**Exercise instructions**
Print the entries that appear below, exactly as written and without their pictures.
>> Start
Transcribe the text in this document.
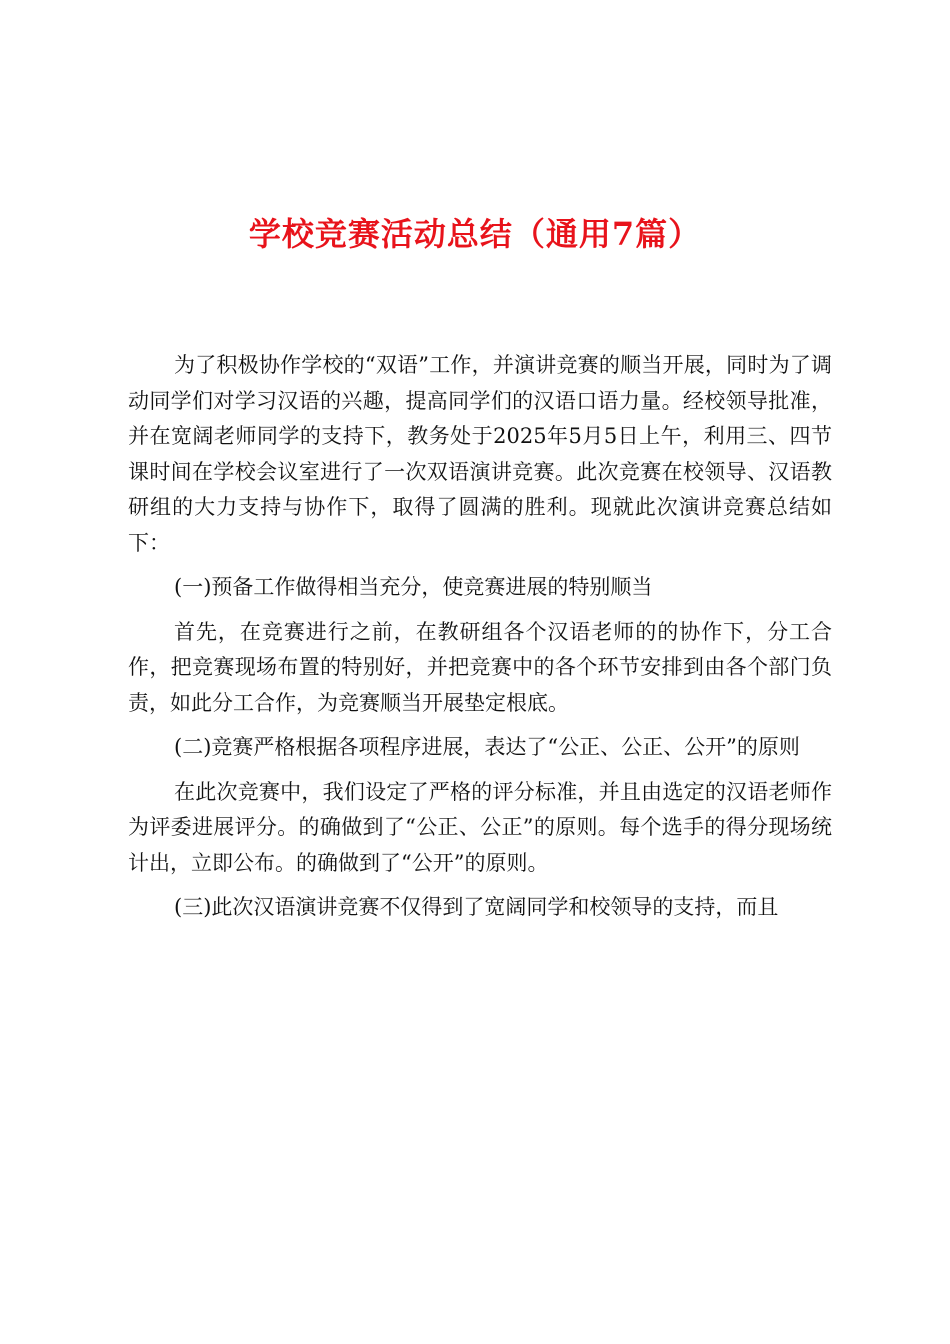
学校竞赛活动总结（通用7篇）

为了积极协作学校的“双语”工作，并演讲竞赛的顺当开展，同时为了调动同学们对学习汉语的兴趣，提高同学们的汉语口语力量。经校领导批准，并在宽阔老师同学的支持下，教务处于2025年5月5日上午，利用三、四节课时间在学校会议室进行了一次双语演讲竞赛。此次竞赛在校领导、汉语教研组的大力支持与协作下，取得了圆满的胜利。现就此次演讲竞赛总结如下：

(一)预备工作做得相当充分，使竞赛进展的特别顺当

首先，在竞赛进行之前，在教研组各个汉语老师的的协作下，分工合作，把竞赛现场布置的特别好，并把竞赛中的各个环节安排到由各个部门负责，如此分工合作，为竞赛顺当开展垫定根底。

(二)竞赛严格根据各项程序进展，表达了“公正、公正、公开”的原则

在此次竞赛中，我们设定了严格的评分标准，并且由选定的汉语老师作为评委进展评分。的确做到了“公正、公正”的原则。每个选手的得分现场统计出，立即公布。的确做到了“公开”的原则。

(三)此次汉语演讲竞赛不仅得到了宽阔同学和校领导的支持，而且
>> End
**Answer to the exercise**
Transcribe the text in this document.
学校竞赛活动总结（通用7篇）

为了积极协作学校的“双语”工作，并演讲竞赛的顺当开展，同时为了调动同学们对学习汉语的兴趣，提高同学们的汉语口语力量。经校领导批准，并在宽阔老师同学的支持下，教务处于2025年5月5日上午，利用三、四节课时间在学校会议室进行了一次双语演讲竞赛。此次竞赛在校领导、汉语教研组的大力支持与协作下，取得了圆满的胜利。现就此次演讲竞赛总结如下：

(一)预备工作做得相当充分，使竞赛进展的特别顺当

首先，在竞赛进行之前，在教研组各个汉语老师的的协作下，分工合作，把竞赛现场布置的特别好，并把竞赛中的各个环节安排到由各个部门负责，如此分工合作，为竞赛顺当开展垫定根底。

(二)竞赛严格根据各项程序进展，表达了“公正、公正、公开”的原则

在此次竞赛中，我们设定了严格的评分标准，并且由选定的汉语老师作为评委进展评分。的确做到了“公正、公正”的原则。每个选手的得分现场统计出，立即公布。的确做到了“公开”的原则。

(三)此次汉语演讲竞赛不仅得到了宽阔同学和校领导的支持，而且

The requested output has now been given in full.